## begin Data to process
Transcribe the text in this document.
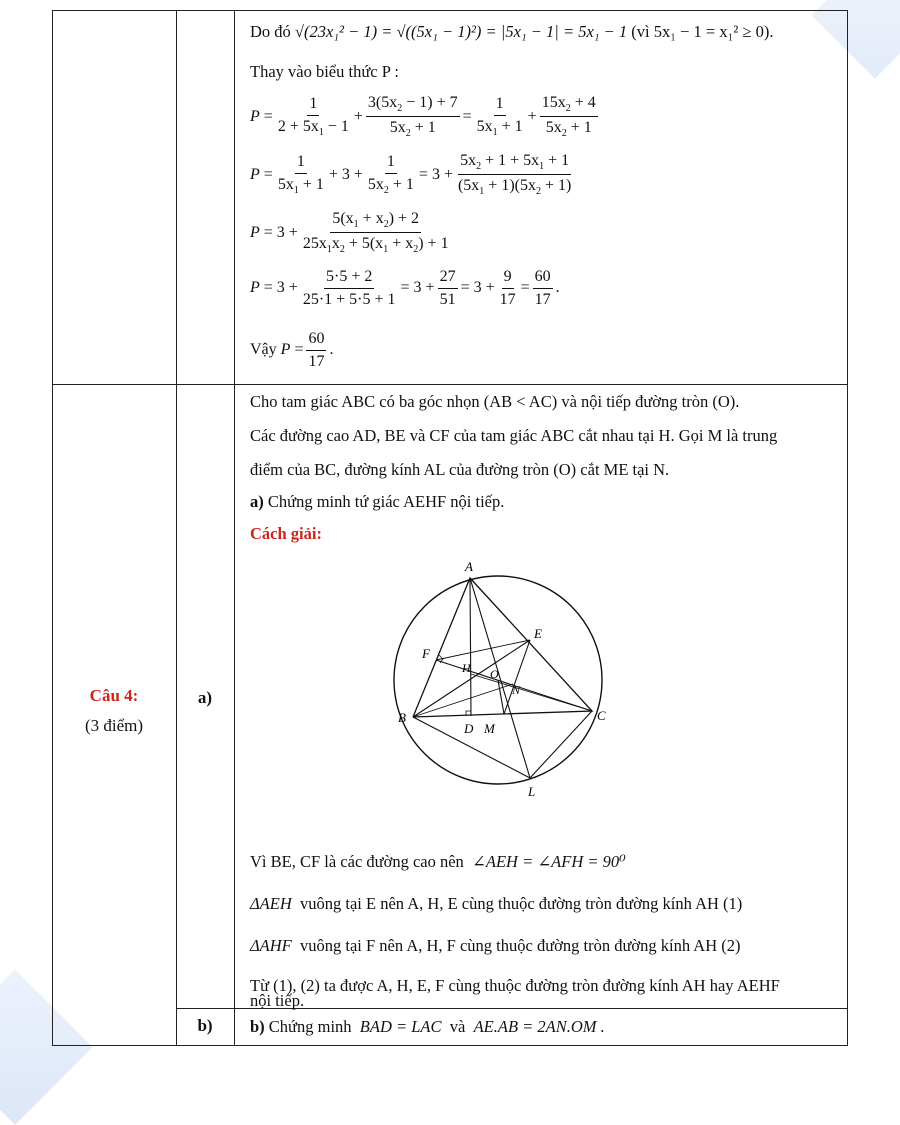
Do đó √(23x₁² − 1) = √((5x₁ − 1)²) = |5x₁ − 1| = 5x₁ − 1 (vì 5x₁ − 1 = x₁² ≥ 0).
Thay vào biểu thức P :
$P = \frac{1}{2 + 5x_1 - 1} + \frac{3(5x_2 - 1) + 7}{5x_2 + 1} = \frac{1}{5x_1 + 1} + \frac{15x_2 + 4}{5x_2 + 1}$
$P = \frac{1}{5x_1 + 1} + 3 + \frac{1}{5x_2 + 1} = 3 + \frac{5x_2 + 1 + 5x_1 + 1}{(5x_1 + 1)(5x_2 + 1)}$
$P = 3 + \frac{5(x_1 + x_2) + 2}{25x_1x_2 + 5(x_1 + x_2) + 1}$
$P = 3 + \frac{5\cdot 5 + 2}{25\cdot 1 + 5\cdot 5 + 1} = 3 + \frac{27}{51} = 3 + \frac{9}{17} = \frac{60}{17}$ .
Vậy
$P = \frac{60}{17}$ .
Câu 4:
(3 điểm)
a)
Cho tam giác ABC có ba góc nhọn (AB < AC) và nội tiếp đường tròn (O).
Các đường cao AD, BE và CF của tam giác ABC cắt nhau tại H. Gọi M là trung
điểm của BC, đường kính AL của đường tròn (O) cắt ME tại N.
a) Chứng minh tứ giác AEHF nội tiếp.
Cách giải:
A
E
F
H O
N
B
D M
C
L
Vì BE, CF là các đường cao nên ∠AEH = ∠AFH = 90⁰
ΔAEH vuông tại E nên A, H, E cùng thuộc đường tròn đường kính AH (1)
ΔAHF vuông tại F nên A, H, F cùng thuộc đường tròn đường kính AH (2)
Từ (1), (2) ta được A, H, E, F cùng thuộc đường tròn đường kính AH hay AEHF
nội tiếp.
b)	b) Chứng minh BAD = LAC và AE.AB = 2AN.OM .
## end Data to process
## begin Data to process
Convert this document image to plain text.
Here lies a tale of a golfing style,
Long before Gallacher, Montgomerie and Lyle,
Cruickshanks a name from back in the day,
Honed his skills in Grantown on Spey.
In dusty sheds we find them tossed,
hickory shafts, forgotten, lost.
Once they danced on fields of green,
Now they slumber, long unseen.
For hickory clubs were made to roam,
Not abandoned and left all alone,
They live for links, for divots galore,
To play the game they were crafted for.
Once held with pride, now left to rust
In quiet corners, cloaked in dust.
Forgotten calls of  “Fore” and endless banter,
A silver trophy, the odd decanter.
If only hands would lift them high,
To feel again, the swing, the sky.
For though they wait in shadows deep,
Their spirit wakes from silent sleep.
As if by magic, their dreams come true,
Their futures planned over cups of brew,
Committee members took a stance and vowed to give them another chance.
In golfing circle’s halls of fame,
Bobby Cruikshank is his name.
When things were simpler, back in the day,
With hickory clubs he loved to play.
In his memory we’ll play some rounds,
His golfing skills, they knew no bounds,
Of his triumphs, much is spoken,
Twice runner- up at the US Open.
## end Data to process
## begin Data to process
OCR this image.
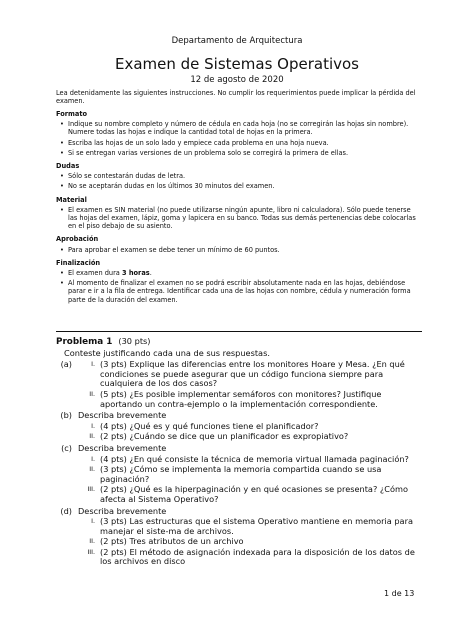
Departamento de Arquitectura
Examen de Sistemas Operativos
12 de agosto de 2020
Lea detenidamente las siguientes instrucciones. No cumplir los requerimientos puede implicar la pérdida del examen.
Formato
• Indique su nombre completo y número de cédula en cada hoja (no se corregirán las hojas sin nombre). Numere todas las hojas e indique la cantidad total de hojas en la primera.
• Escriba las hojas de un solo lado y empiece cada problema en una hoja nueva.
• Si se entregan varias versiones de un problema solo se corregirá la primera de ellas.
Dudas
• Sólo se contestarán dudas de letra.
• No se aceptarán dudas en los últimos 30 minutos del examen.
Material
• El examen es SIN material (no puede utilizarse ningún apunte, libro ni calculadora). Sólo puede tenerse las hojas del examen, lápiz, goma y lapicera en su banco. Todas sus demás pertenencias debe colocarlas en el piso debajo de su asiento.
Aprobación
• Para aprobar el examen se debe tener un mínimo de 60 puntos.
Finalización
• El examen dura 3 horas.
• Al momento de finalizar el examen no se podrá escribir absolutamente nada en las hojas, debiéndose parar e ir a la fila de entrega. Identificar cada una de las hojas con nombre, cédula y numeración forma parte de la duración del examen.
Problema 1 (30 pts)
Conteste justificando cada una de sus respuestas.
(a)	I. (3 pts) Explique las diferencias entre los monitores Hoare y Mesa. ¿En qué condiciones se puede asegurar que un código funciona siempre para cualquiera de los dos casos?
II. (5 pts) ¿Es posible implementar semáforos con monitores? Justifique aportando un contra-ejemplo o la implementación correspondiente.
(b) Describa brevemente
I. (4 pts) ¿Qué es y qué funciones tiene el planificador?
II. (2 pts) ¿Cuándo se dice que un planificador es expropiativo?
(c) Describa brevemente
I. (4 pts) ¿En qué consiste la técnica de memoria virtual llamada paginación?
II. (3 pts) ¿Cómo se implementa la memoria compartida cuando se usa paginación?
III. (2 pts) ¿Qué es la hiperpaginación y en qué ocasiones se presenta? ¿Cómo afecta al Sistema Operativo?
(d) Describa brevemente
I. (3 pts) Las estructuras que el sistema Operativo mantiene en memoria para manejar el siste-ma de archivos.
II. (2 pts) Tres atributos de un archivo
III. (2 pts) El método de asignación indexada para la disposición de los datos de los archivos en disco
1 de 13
## end Data to process
Task details
Search the preceding listing for "brevemente" and extract every line where it is found.

Answer for this exercise
(b) Describa brevemente
(c) Describa brevemente
(d) Describa brevemente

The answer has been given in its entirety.